Set problem
Would you quote every entry exactly, dropping only the pictures?

Input
====
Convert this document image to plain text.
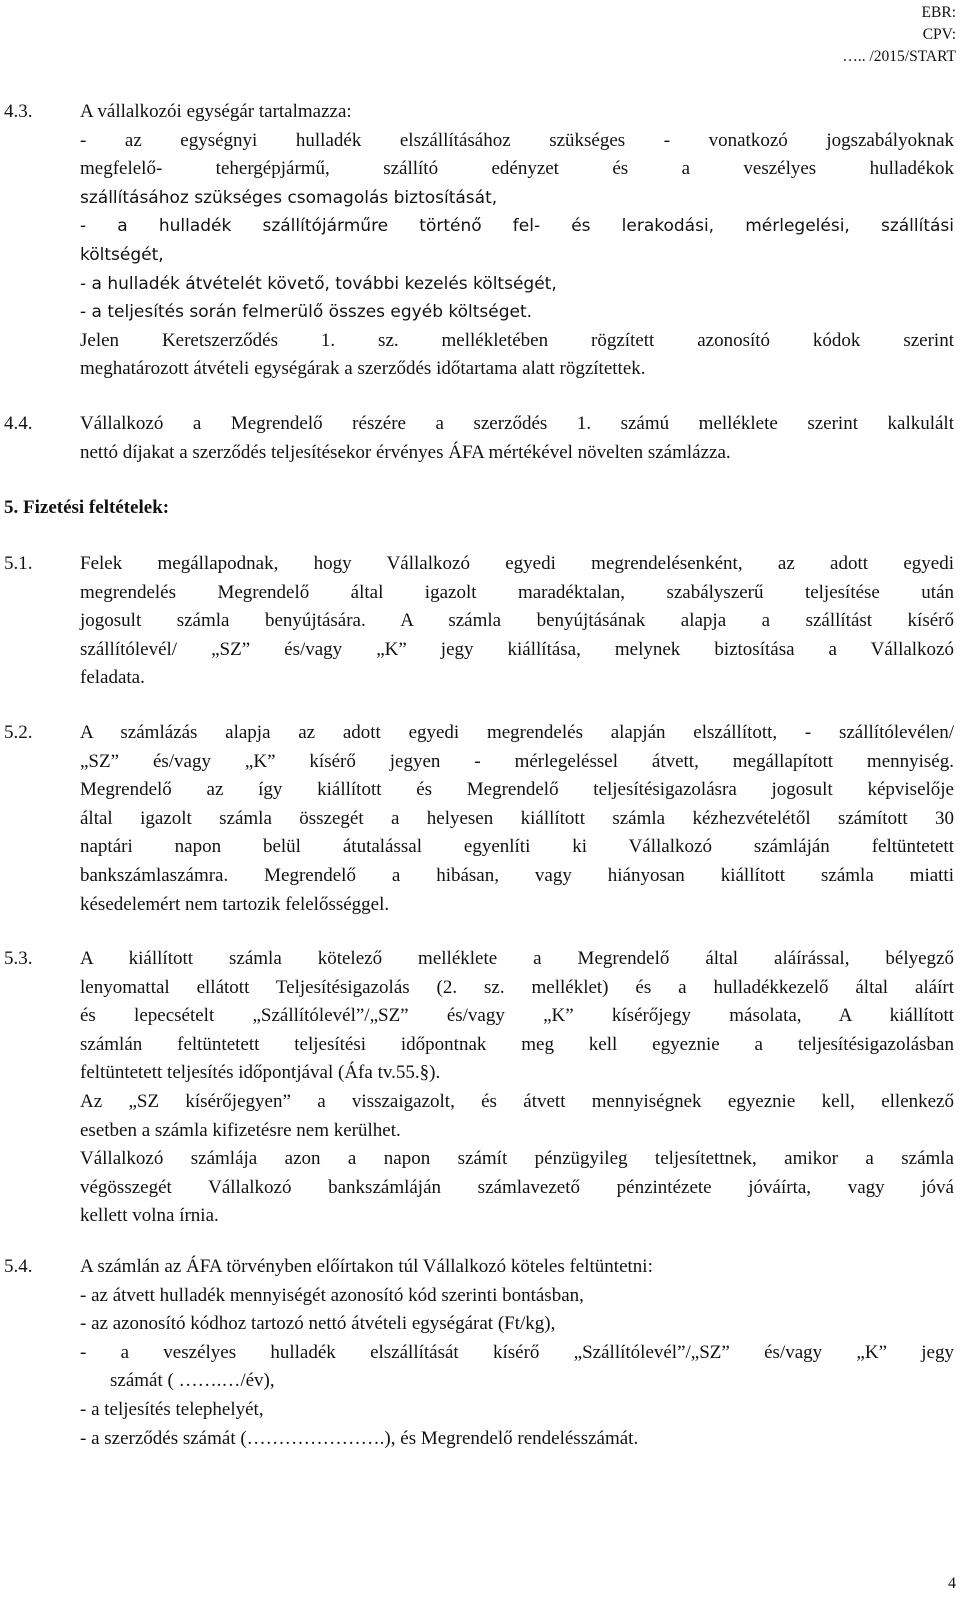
EBR:
CPV:
….. /2015/START
4.3.	A vállalkozói egységár tartalmazza:
- az egységnyi hulladék elszállításához szükséges - vonatkozó jogszabályoknak
megfelelő- tehergépjármű, szállító edényzet és a veszélyes hulladékok
szállításához szükséges csomagolás biztosítását,
- a hulladék szállítójárműre történő fel- és lerakodási, mérlegelési, szállítási
költségét,
- a hulladék átvételét követő, további kezelés költségét,
- a teljesítés során felmerülő összes egyéb költséget.
Jelen Keretszerződés 1. sz. mellékletében rögzített azonosító kódok szerint
meghatározott átvételi egységárak a szerződés időtartama alatt rögzítettek.
4.4.	Vállalkozó a Megrendelő részére a szerződés 1. számú melléklete szerint kalkulált
nettó díjakat a szerződés teljesítésekor érvényes ÁFA mértékével növelten számlázza.
5. Fizetési feltételek:
5.1.	Felek megállapodnak, hogy Vállalkozó egyedi megrendelésenként, az adott egyedi
megrendelés Megrendelő által igazolt maradéktalan, szabályszerű teljesítése után
jogosult számla benyújtására. A számla benyújtásának alapja a szállítást kísérő
szállítólevél/ „SZ” és/vagy „K” jegy kiállítása, melynek biztosítása a Vállalkozó
feladata.
5.2.	A számlázás alapja az adott egyedi megrendelés alapján elszállított, - szállítólevélen/
„SZ” és/vagy „K” kísérő jegyen - mérlegeléssel átvett, megállapított mennyiség.
Megrendelő az így kiállított és Megrendelő teljesítésigazolásra jogosult képviselője
által igazolt számla összegét a helyesen kiállított számla kézhezvételétől számított 30
naptári napon belül átutalással egyenlíti ki Vállalkozó számláján feltüntetett
bankszámlaszámra. Megrendelő a hibásan, vagy hiányosan kiállított számla miatti
késedelemért nem tartozik felelősséggel.
5.3.	A kiállított számla kötelező melléklete a Megrendelő által aláírással, bélyegző
lenyomattal ellátott Teljesítésigazolás (2. sz. melléklet) és a hulladékkezelő által aláírt
és lepecsételt „Szállítólevél”/„SZ” és/vagy „K” kísérőjegy másolata, A kiállított
számlán feltüntetett teljesítési időpontnak meg kell egyeznie a teljesítésigazolásban
feltüntetett teljesítés időpontjával (Áfa tv.55.§).
Az „SZ kísérőjegyen” a visszaigazolt, és átvett mennyiségnek egyeznie kell, ellenkező
esetben a számla kifizetésre nem kerülhet.
Vállalkozó számlája azon a napon számít pénzügyileg teljesítettnek, amikor a számla
végösszegét Vállalkozó bankszámláján számlavezető pénzintézete jóváírta, vagy jóvá
kellett volna írnia.
5.4.	A számlán az ÁFA törvényben előírtakon túl Vállalkozó köteles feltüntetni:
- az átvett hulladék mennyiségét azonosító kód szerinti bontásban,
- az azonosító kódhoz tartozó nettó átvételi egységárat (Ft/kg),
- a veszélyes hulladék elszállítását kísérő „Szállítólevél”/„SZ” és/vagy „K” jegy
számát ( …….…/év),
- a teljesítés telephelyét,
- a szerződés számát (………………….), és Megrendelő rendelésszámát.
4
====
In response
Convert this document image to plain text.
EBR:
CPV:
….. /2015/START
4.3.	A vállalkozói egységár tartalmazza:
- az egységnyi hulladék elszállításához szükséges - vonatkozó jogszabályoknak
megfelelő- tehergépjármű, szállító edényzet és a veszélyes hulladékok
szállításához szükséges csomagolás biztosítását,
- a hulladék szállítójárműre történő fel- és lerakodási, mérlegelési, szállítási
költségét,
- a hulladék átvételét követő, további kezelés költségét,
- a teljesítés során felmerülő összes egyéb költséget.
Jelen Keretszerződés 1. sz. mellékletében rögzített azonosító kódok szerint
meghatározott átvételi egységárak a szerződés időtartama alatt rögzítettek.
4.4.	Vállalkozó a Megrendelő részére a szerződés 1. számú melléklete szerint kalkulált
nettó díjakat a szerződés teljesítésekor érvényes ÁFA mértékével növelten számlázza.
5. Fizetési feltételek:
5.1.	Felek megállapodnak, hogy Vállalkozó egyedi megrendelésenként, az adott egyedi
megrendelés Megrendelő által igazolt maradéktalan, szabályszerű teljesítése után
jogosult számla benyújtására. A számla benyújtásának alapja a szállítást kísérő
szállítólevél/ „SZ” és/vagy „K” jegy kiállítása, melynek biztosítása a Vállalkozó
feladata.
5.2.	A számlázás alapja az adott egyedi megrendelés alapján elszállított, - szállítólevélen/
„SZ” és/vagy „K” kísérő jegyen - mérlegeléssel átvett, megállapított mennyiség.
Megrendelő az így kiállított és Megrendelő teljesítésigazolásra jogosult képviselője
által igazolt számla összegét a helyesen kiállított számla kézhezvételétől számított 30
naptári napon belül átutalással egyenlíti ki Vállalkozó számláján feltüntetett
bankszámlaszámra. Megrendelő a hibásan, vagy hiányosan kiállított számla miatti
késedelemért nem tartozik felelősséggel.
5.3.	A kiállított számla kötelező melléklete a Megrendelő által aláírással, bélyegző
lenyomattal ellátott Teljesítésigazolás (2. sz. melléklet) és a hulladékkezelő által aláírt
és lepecsételt „Szállítólevél”/„SZ” és/vagy „K” kísérőjegy másolata, A kiállított
számlán feltüntetett teljesítési időpontnak meg kell egyeznie a teljesítésigazolásban
feltüntetett teljesítés időpontjával (Áfa tv.55.§).
Az „SZ kísérőjegyen” a visszaigazolt, és átvett mennyiségnek egyeznie kell, ellenkező
esetben a számla kifizetésre nem kerülhet.
Vállalkozó számlája azon a napon számít pénzügyileg teljesítettnek, amikor a számla
végösszegét Vállalkozó bankszámláján számlavezető pénzintézete jóváírta, vagy jóvá
kellett volna írnia.
5.4.	A számlán az ÁFA törvényben előírtakon túl Vállalkozó köteles feltüntetni:
- az átvett hulladék mennyiségét azonosító kód szerinti bontásban,
- az azonosító kódhoz tartozó nettó átvételi egységárat (Ft/kg),
- a veszélyes hulladék elszállítását kísérő „Szállítólevél”/„SZ” és/vagy „K” jegy
számát ( …….…/év),
- a teljesítés telephelyét,
- a szerződés számát (………………….), és Megrendelő rendelésszámát.
4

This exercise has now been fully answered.